TO DO — Search the data for the word "пунктом" and copy every line where it occurs.

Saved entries
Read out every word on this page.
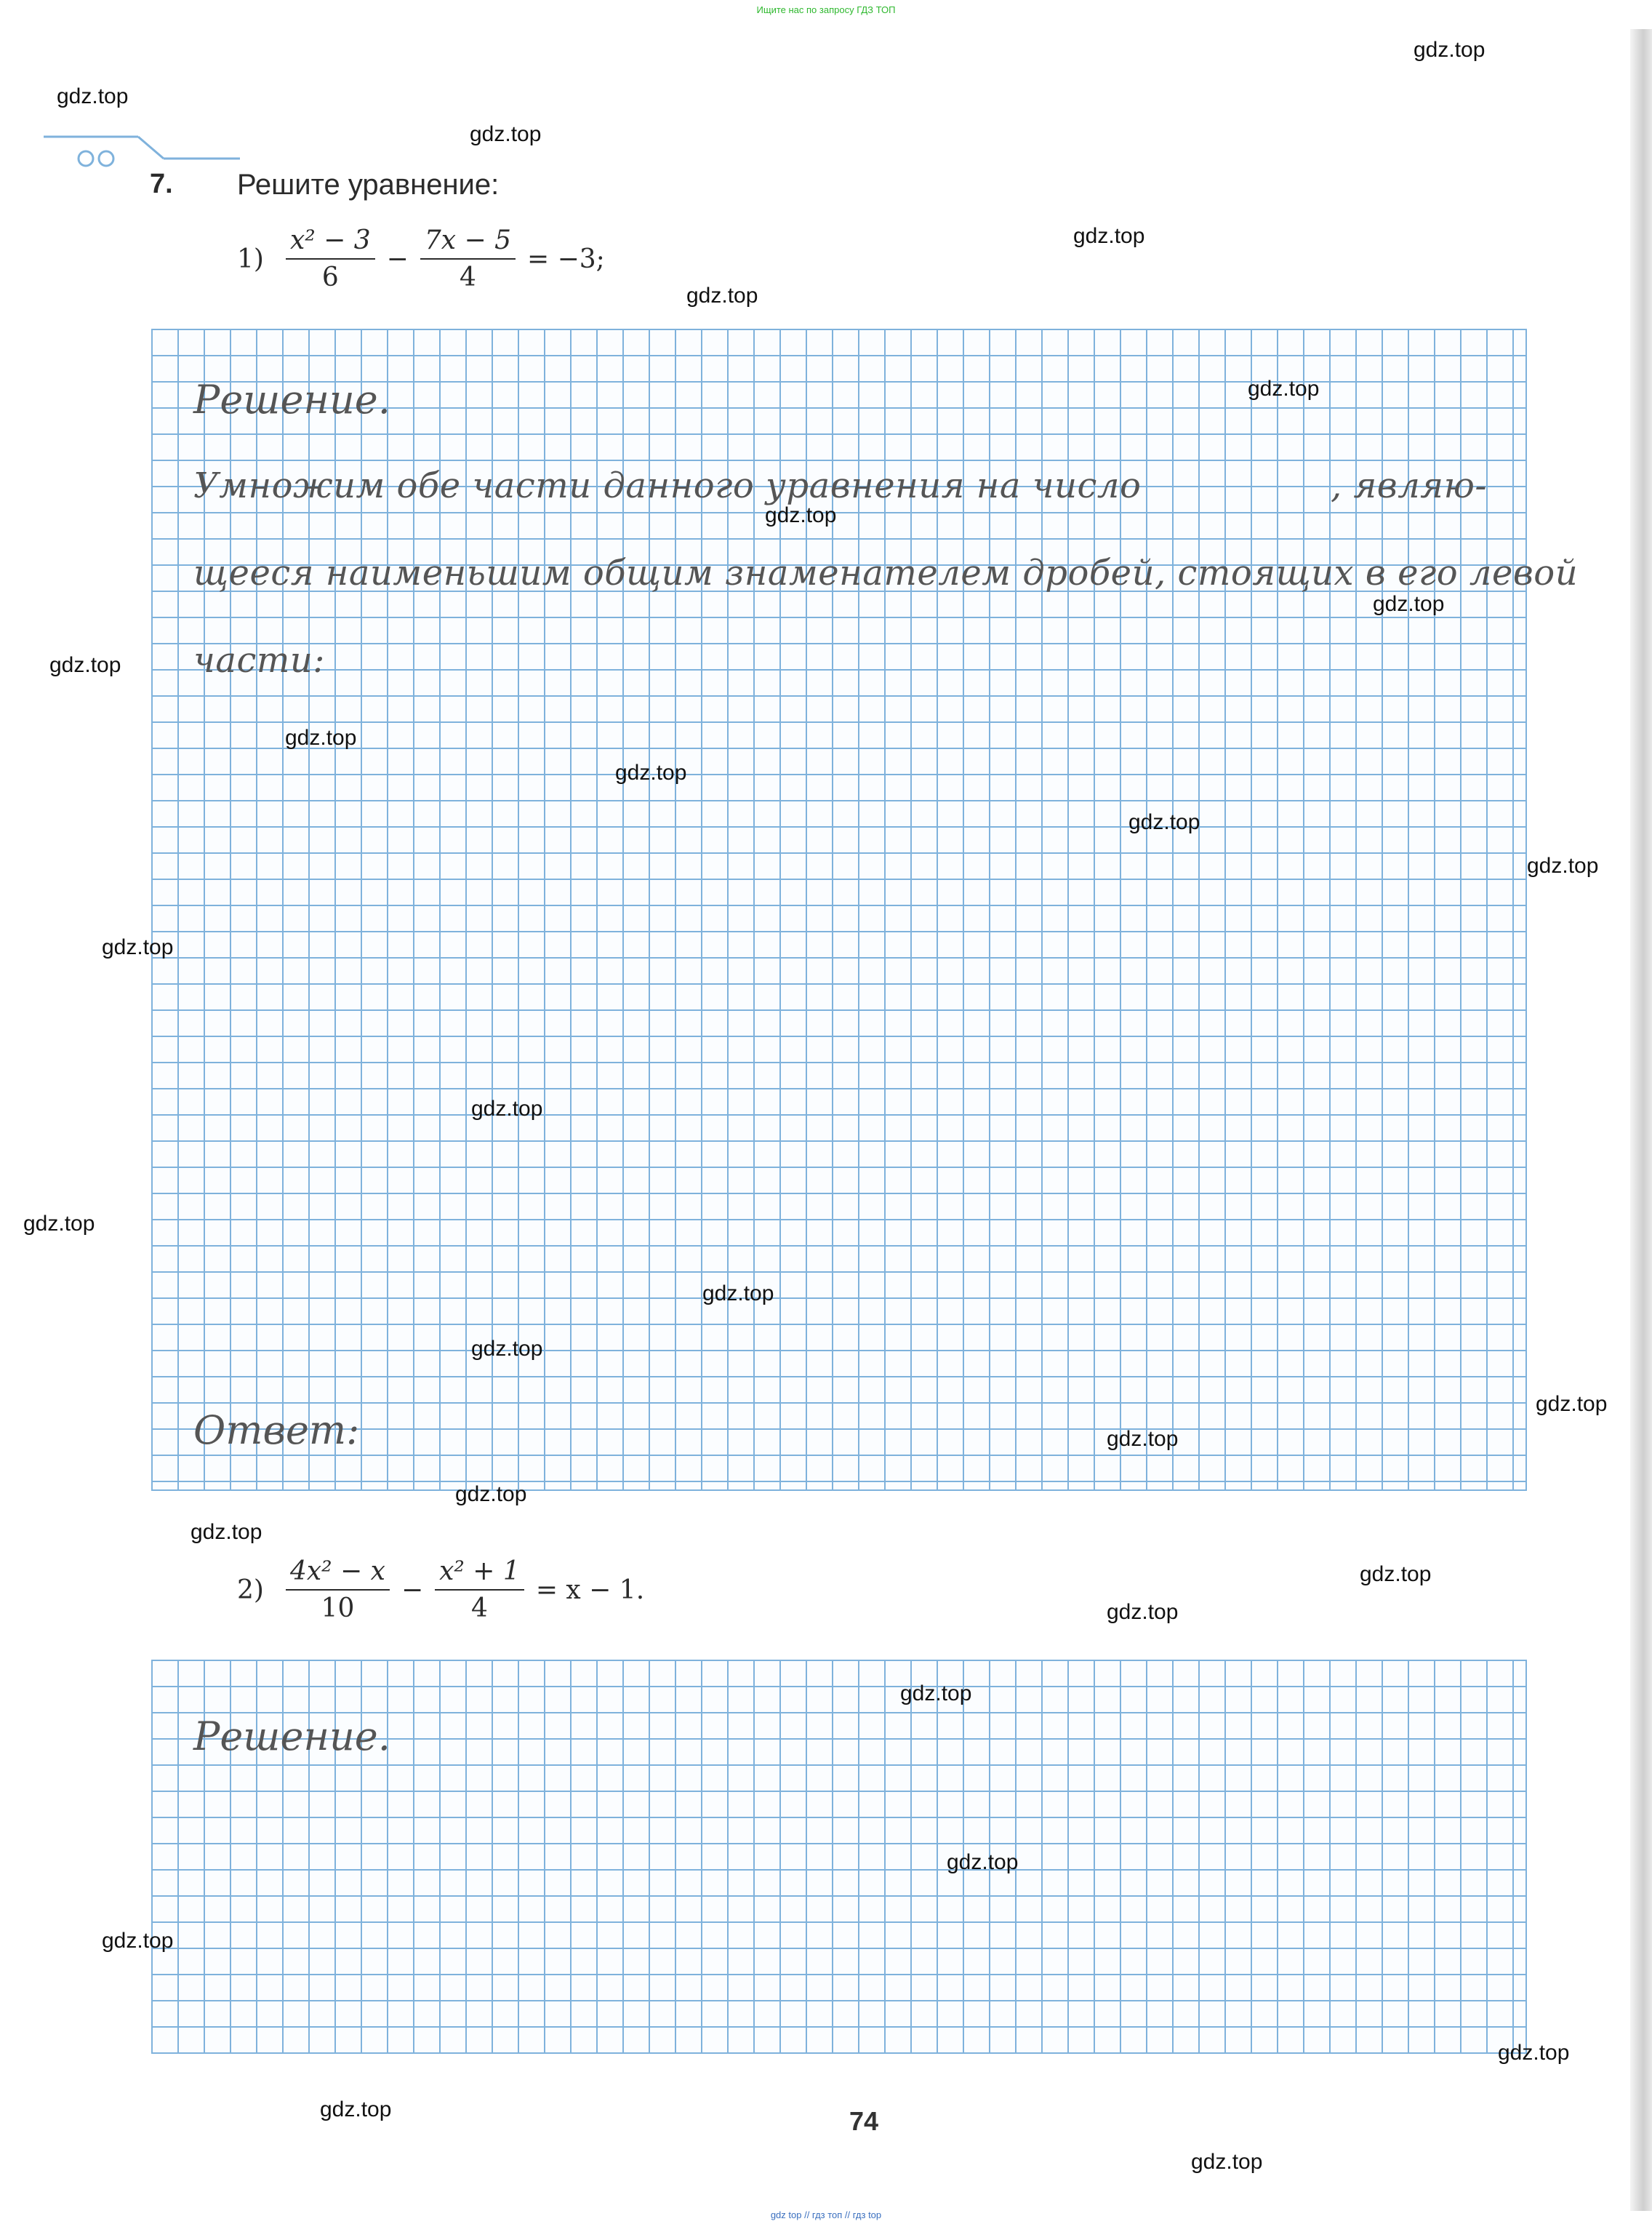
Ищите нас по запросу ГДЗ ТОП
7. Решите уравнение:
$1) \frac{\text{x² − 3}}{6} - \frac{7x - 5}{4} = -3$;
Решение.
Умножим обе части данного уравнения на число	, являю-
щееся наименьшим общим знаменателем дробей, стоящих в его левой
части:
Ответ:
$2) \frac{\text{4x² − x}}{10} - \frac{\text{x² + 1}}{4} = x - 1$.
Решение.
74
gdz.top
gdz.top
gdz.top
gdz.top
gdz.top
gdz.top
gdz.top
gdz.top
gdz.top
gdz.top
gdz.top
gdz.top
gdz.top
gdz.top
gdz.top
gdz.top
gdz.top
gdz.top
gdz.top
gdz.top
gdz.top
gdz.top
gdz.top
gdz.top
gdz.top
gdz.top
gdz.top
gdz.top
gdz.top
gdz.top
gdz top // гдз топ // гдз top
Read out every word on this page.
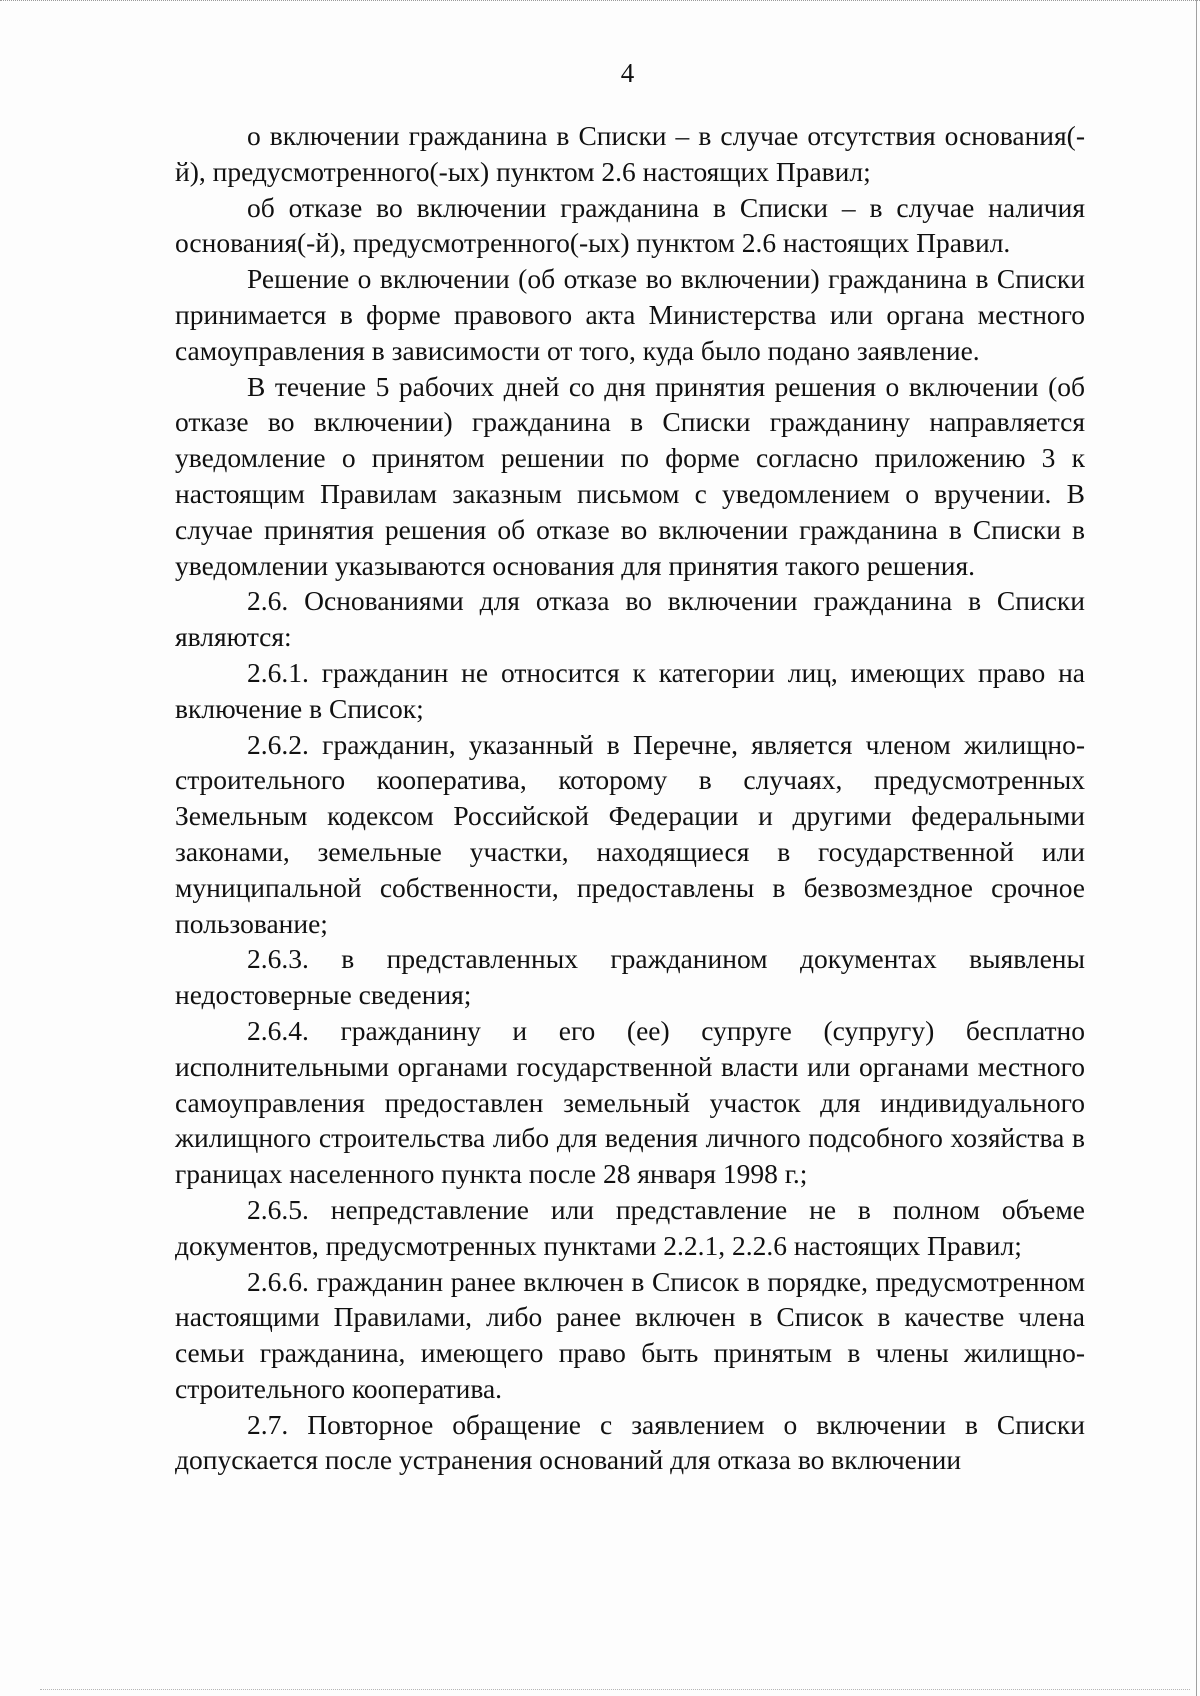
4

о включении гражданина в Списки – в случае отсутствия основания(-й), предусмотренного(-ых) пунктом 2.6 настоящих Правил;

об отказе во включении гражданина в Списки – в случае наличия основания(-й), предусмотренного(-ых) пунктом 2.6 настоящих Правил.

Решение о включении (об отказе во включении) гражданина в Списки принимается в форме правового акта Министерства или органа местного самоуправления в зависимости от того, куда было подано заявление.

В течение 5 рабочих дней со дня принятия решения о включении (об отказе во включении) гражданина в Списки гражданину направляется уведомление о принятом решении по форме согласно приложению 3 к настоящим Правилам заказным письмом с уведомлением о вручении. В случае принятия решения об отказе во включении гражданина в Списки в уведомлении указываются основания для принятия такого решения.

2.6. Основаниями для отказа во включении гражданина в Списки являются:

2.6.1. гражданин не относится к категории лиц, имеющих право на включение в Список;

2.6.2. гражданин, указанный в Перечне, является членом жилищно-строительного кооператива, которому в случаях, предусмотренных Земельным кодексом Российской Федерации и другими федеральными законами, земельные участки, находящиеся в государственной или муниципальной собственности, предоставлены в безвозмездное срочное пользование;

2.6.3. в представленных гражданином документах выявлены недостоверные сведения;

2.6.4. гражданину и его (ее) супруге (супругу) бесплатно исполнительными органами государственной власти или органами местного самоуправления предоставлен земельный участок для индивидуального жилищного строительства либо для ведения личного подсобного хозяйства в границах населенного пункта после 28 января 1998 г.;

2.6.5. непредставление или представление не в полном объеме документов, предусмотренных пунктами 2.2.1, 2.2.6 настоящих Правил;

2.6.6. гражданин ранее включен в Список в порядке, предусмотренном настоящими Правилами, либо ранее включен в Список в качестве члена семьи гражданина, имеющего право быть принятым в члены жилищно-строительного кооператива.

2.7. Повторное обращение с заявлением о включении в Списки допускается после устранения оснований для отказа во включении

OUTPUT BELOW —
о включении гражданина в Списки – в случае отсутствия основания(-й), предусмотренного(-ых) пунктом 2.6 настоящих Правил;
об отказе во включении гражданина в Списки – в случае наличия основания(-й), предусмотренного(-ых) пунктом 2.6 настоящих Правил.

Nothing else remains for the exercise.